=== Kutipan Halaman ===
>>>>>

BUKAN ABAL-ABAL

 RENUNGAN HARIAN

TGL 28 OKT 2021

 Secara nasional, hari ini kita memperingati hari sumpah pemuda. Dengan penuh semangat, pd saat ini diucapkan sumpah para pemuda Indonesia:  Kami putra-putri Indonesia, berbangsa satu, bangsa Indonesia; berbahasa satu bahasa Indonesia, dan bertanah air satu, tanah air Indonesia. 

 Secara liturgis, kita merayakan pesta 2 orang rasul: St Simon dan St Yudas Tadeus.  Keduanya dirayakan bersama-sama, karena namanya sering disebut berurutan di dalam injil, dan mrk sama2 menjadi martir di Persia ( = skg Iran ).  Simon pernah mewartakan injil sampai ke Mesir, dan bergabung dg Yudas  di Mesopotamia, lalu mrk bersama-sama  ke Persia.

<<<<<

=== Entri yang Disediakan ===
>>>>>

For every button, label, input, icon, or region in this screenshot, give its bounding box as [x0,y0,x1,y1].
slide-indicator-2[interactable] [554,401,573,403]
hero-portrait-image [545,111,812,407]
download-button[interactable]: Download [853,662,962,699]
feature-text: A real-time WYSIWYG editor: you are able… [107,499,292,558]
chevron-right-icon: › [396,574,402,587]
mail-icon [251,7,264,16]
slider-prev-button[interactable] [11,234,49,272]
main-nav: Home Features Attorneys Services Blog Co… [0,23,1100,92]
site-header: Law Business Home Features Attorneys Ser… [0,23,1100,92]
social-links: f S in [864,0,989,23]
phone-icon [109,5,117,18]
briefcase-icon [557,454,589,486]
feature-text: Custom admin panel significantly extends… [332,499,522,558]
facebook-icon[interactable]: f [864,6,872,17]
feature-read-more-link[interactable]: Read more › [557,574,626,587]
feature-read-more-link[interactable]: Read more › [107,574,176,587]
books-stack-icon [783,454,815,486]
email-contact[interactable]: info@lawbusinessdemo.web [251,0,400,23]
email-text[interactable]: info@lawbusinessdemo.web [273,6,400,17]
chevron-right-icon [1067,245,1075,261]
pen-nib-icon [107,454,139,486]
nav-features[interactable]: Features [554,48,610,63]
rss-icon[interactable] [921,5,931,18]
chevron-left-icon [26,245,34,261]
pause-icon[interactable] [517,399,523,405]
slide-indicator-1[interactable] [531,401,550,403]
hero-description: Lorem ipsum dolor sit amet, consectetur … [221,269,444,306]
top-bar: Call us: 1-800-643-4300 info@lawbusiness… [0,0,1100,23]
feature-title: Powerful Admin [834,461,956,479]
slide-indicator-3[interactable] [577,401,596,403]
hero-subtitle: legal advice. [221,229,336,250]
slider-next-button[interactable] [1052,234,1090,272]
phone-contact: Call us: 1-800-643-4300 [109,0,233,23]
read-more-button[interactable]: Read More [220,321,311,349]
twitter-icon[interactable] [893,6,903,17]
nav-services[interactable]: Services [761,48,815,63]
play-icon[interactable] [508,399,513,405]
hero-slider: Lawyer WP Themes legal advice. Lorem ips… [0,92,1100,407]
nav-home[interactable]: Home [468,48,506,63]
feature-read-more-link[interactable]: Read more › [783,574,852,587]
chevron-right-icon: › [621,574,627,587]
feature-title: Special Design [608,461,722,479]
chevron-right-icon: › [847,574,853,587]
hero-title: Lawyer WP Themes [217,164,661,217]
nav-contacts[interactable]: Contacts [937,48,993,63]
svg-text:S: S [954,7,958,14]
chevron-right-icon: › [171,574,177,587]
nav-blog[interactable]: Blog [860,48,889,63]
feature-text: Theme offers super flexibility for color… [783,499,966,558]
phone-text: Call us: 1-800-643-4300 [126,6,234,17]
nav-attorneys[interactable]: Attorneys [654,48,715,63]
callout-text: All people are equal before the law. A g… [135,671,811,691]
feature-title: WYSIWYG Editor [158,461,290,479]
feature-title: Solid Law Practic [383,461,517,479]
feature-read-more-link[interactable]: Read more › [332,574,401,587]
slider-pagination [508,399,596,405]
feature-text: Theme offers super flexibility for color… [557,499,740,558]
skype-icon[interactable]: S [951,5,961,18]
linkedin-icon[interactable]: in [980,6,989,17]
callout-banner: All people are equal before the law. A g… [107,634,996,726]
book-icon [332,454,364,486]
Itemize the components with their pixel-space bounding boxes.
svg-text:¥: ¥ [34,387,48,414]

<<<<<

=== Daftar Pertanyaan ===
1. Menurut renungan harian itu, di negeri mana St Simon dan St Yudas Tadeus sama-sama menjadi martir?
2. Ulangi tanpa perubahan bagian renungan harian itu, dimulai pada kata-kata "Secara nasional, hari" dan berakhir setelah kata-kata "tanah air Indonesia.".
3. Teruskan renungan harian tentang Hari Sumpah Pemuda dan pesta St Simon serta St Yudas Tadeus itu dari titik terakhirnya.

=== Jawaban Anda ===
1. Mereka menjadi martir di Persia, yang sekarang bernama Iran.

2.
Secara nasional, hari ini kita memperingati hari sumpah pemuda. Dengan penuh semangat, pd saat ini diucapkan sumpah para pemuda Indonesia:  Kami putra-putri Indonesia, berbangsa satu, bangsa Indonesia; berbahasa satu bahasa Indonesia, dan bertanah air satu, tanah air Indonesia.

3.
 Paulus ( Ef 2: 19-22 ) kepada umatnya di Efesus menyatakan: "Sdr2, kamu bukan lagi oran g asing dan pendatang, melainkan kawan sewarga dari orang-orang kudus dan anggota-anggota keluarga Allah, yang dibangun di atas dasar para rasul dan para nabi, dengan Kristus Yesus sebagai batu penjuru. 

 

Di dalam Dia tumbuh seluruh bangunan, rapih tersusun, menjadi bait Allah yang kudus, di dalam Tuhan. Di dalam Dia kamu juga turut dibangunkan menjadi tempat kediaman Allah, di dalam Roh. 

 Lukas (6: 12-19) mewartakan: "Pada waktu itu pergilah Yesus ke bukit untuk berdoa dan semalam-malaman Ia berdoa kepada Allah. Ketika hari siang, Ia memanggil murid-muridNya kepadaNya.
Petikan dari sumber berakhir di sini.